→ Textauszug:
::::::::
Zu den Kontaktnoxen zählen:
- Wasser und Tenside: Wasser allein oder in Kombination mit Tensiden löst Lipide und wasserlösliche Substanzen aus der Haut. Entsprechend kann gehäuftes Duschen, Baden oder Händewaschen zur Austrocknung der Haut mit der Folge eines Exsikkationsekzematids oder Ekzems führen.
- chemische Reize: Organische Lösungsmittel (Aceton, Alkohol, Benzin, Benzol, Tetrachlorkohlenstoff, Toluol) entfetten die Haut und trocknen sie aus. Alkalische oder saure Lösungen übersteigen die Pufferkapazität.
- physikalische Reize:
- mechanische Noxen (Sand, Staub, Textilien, Papier) können die Haut austrocknen.
- Wolle wirkt insbesondere bei atopischem Ekzem hautreizend.
- Sonnenlicht, niedrige relative Luftfeuchtigkeit, Reiben und Scheuern führen ebenfalls zur Austrocknung
- Körpersekrete:
- Stuhl, Urin (Windeldermatitis)
::::::::
→ Aufgaben und Übungen:
1. Was machen organische Lösungsmittel laut dem Auszug über Kontaktnoxen mit der Haut?
2. Schreib aus dem Auszug über Kontaktnoxen alles von „Zu den Kontaktnoxen“ bis hinunter zu „übersteigen die Pufferkapazität.“ wortgetreu ab.

→ Bereitgestellte Angaben:
::::::::
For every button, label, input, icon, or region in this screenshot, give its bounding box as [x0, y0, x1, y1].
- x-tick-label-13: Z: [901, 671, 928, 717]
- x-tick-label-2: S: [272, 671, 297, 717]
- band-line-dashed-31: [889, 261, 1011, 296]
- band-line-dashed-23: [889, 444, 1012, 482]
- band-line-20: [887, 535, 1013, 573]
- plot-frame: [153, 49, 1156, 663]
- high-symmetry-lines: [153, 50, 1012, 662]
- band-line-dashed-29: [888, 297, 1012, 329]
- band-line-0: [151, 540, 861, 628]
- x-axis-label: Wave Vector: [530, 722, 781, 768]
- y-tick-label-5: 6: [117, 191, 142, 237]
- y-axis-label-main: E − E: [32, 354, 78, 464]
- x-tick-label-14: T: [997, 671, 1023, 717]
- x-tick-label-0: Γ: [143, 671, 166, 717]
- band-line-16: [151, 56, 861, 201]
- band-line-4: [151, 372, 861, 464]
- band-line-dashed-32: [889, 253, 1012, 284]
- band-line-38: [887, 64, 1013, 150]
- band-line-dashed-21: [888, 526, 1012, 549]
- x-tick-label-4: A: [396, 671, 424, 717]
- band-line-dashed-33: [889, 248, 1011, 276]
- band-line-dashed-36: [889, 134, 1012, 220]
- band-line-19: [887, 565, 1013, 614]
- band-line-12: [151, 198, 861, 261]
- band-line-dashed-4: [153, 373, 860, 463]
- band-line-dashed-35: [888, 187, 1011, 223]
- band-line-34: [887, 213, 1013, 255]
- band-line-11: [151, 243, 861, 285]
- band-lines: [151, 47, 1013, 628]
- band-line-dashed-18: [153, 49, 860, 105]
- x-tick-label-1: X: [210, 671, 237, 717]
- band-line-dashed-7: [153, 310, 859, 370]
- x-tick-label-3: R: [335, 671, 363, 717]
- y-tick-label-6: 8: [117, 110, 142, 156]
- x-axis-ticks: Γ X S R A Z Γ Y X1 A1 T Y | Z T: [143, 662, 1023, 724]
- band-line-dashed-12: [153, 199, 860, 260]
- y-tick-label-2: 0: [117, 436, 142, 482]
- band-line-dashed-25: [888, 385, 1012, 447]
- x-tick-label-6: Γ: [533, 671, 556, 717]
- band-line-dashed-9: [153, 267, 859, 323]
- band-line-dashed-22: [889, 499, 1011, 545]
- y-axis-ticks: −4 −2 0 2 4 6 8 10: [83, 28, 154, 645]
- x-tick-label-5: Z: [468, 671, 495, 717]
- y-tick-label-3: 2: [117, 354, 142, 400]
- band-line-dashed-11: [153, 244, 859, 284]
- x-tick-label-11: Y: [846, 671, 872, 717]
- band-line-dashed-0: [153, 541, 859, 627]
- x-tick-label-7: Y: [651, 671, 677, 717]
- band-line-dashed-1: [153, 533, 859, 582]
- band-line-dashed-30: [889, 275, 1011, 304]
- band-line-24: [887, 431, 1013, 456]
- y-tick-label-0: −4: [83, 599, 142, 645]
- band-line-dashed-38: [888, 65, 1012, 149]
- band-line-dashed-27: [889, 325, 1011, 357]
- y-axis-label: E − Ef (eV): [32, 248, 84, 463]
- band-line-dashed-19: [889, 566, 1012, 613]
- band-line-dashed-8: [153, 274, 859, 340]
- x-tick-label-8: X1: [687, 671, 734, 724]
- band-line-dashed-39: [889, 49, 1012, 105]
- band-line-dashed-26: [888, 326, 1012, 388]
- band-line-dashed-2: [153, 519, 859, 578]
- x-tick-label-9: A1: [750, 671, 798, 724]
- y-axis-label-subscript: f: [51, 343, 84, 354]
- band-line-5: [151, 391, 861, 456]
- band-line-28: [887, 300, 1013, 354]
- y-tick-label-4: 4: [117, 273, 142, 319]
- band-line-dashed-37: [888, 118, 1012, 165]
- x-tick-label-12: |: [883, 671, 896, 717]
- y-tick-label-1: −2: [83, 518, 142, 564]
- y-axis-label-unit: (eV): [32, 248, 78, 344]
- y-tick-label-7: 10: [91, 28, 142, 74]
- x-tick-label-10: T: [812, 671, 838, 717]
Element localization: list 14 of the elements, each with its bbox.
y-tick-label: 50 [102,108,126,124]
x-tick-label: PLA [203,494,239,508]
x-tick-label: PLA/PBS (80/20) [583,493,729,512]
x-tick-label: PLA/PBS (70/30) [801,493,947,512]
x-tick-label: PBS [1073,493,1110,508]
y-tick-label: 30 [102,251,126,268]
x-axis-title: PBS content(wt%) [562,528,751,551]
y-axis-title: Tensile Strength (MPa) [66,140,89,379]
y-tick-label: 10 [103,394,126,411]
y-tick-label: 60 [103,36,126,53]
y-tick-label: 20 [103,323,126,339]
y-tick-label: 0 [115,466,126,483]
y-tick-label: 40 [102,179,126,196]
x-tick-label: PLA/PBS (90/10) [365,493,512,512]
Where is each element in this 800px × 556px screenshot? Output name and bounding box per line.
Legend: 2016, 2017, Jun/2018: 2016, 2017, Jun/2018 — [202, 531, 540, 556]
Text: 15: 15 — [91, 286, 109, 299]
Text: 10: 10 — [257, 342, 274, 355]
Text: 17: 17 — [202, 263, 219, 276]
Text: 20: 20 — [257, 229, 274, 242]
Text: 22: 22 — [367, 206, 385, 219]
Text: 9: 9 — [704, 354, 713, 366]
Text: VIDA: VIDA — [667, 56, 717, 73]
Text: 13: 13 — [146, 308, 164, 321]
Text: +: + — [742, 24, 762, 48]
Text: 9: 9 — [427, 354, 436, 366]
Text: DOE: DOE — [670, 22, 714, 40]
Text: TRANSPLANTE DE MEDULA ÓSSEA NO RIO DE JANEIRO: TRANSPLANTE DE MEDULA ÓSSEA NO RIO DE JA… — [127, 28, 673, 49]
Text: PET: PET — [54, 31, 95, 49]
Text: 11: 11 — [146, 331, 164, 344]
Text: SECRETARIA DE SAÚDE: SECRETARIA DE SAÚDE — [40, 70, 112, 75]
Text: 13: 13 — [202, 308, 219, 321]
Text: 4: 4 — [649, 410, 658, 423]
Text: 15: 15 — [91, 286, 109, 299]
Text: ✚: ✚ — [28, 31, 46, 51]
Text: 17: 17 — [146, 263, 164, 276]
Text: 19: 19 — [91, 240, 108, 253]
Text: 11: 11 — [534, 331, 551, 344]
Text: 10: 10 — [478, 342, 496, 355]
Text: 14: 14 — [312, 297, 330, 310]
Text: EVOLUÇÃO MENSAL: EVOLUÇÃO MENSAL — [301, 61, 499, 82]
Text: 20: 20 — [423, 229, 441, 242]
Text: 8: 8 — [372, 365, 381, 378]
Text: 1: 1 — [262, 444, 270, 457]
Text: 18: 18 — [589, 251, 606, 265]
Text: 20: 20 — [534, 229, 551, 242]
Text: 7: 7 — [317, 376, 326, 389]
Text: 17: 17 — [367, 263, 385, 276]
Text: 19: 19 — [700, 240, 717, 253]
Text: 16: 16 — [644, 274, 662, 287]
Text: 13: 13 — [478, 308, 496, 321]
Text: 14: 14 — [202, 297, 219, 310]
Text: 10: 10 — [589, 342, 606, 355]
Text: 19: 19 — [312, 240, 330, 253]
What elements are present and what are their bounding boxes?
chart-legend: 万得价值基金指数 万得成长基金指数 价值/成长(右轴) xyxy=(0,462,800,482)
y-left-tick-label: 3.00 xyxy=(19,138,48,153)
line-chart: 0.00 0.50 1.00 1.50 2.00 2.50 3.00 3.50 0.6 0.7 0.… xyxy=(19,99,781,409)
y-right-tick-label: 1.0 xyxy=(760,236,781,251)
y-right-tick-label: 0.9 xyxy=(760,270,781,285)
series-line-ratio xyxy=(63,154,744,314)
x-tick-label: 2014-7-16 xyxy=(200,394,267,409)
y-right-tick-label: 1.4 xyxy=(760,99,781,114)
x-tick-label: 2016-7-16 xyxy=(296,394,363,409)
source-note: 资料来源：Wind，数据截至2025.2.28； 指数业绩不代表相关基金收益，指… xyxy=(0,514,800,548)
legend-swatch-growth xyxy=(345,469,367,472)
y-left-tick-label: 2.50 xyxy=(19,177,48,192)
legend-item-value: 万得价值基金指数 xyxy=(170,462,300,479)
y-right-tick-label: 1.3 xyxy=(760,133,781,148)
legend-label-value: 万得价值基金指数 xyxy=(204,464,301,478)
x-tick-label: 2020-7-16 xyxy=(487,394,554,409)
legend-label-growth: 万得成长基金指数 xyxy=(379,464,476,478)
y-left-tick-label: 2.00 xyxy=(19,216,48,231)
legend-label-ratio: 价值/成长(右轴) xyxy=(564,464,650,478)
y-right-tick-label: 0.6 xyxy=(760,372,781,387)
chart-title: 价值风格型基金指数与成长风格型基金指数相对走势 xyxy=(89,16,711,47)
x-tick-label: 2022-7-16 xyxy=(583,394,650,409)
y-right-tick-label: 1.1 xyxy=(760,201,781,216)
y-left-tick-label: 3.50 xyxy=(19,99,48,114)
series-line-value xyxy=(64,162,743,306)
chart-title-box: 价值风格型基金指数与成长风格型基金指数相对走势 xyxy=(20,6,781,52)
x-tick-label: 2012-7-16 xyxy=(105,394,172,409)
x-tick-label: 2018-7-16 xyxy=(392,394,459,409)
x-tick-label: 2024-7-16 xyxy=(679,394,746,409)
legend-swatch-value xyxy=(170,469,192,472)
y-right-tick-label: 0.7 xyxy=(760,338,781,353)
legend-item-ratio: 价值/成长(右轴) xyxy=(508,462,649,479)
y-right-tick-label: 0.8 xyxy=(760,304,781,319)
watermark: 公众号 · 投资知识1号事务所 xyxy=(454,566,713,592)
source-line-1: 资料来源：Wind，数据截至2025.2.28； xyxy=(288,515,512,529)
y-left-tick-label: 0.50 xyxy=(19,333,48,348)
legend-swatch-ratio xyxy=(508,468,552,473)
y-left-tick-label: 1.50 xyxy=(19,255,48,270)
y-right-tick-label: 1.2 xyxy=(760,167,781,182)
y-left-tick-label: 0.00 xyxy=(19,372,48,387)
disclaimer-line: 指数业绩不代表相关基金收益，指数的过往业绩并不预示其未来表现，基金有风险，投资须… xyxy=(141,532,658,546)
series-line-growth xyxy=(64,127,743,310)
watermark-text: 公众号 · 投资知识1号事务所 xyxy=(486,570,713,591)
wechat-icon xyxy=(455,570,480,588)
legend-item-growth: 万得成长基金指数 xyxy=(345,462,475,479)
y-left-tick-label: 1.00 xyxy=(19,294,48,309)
::::::::
→ Antworten je Aufgabe:
1. Sie entfetten die Haut und trocknen sie aus.

2.
Zu den Kontaktnoxen zählen:
- Wasser und Tenside: Wasser allein oder in Kombination mit Tensiden löst Lipide und wasserlösliche Substanzen aus der Haut. Entsprechend kann gehäuftes Duschen, Baden oder Händewaschen zur Austrocknung der Haut mit der Folge eines Exsikkationsekzematids oder Ekzems führen.
- chemische Reize: Organische Lösungsmittel (Aceton, Alkohol, Benzin, Benzol, Tetrachlorkohlenstoff, Toluol) entfetten die Haut und trocknen sie aus. Alkalische oder saure Lösungen übersteigen die Pufferkapazität.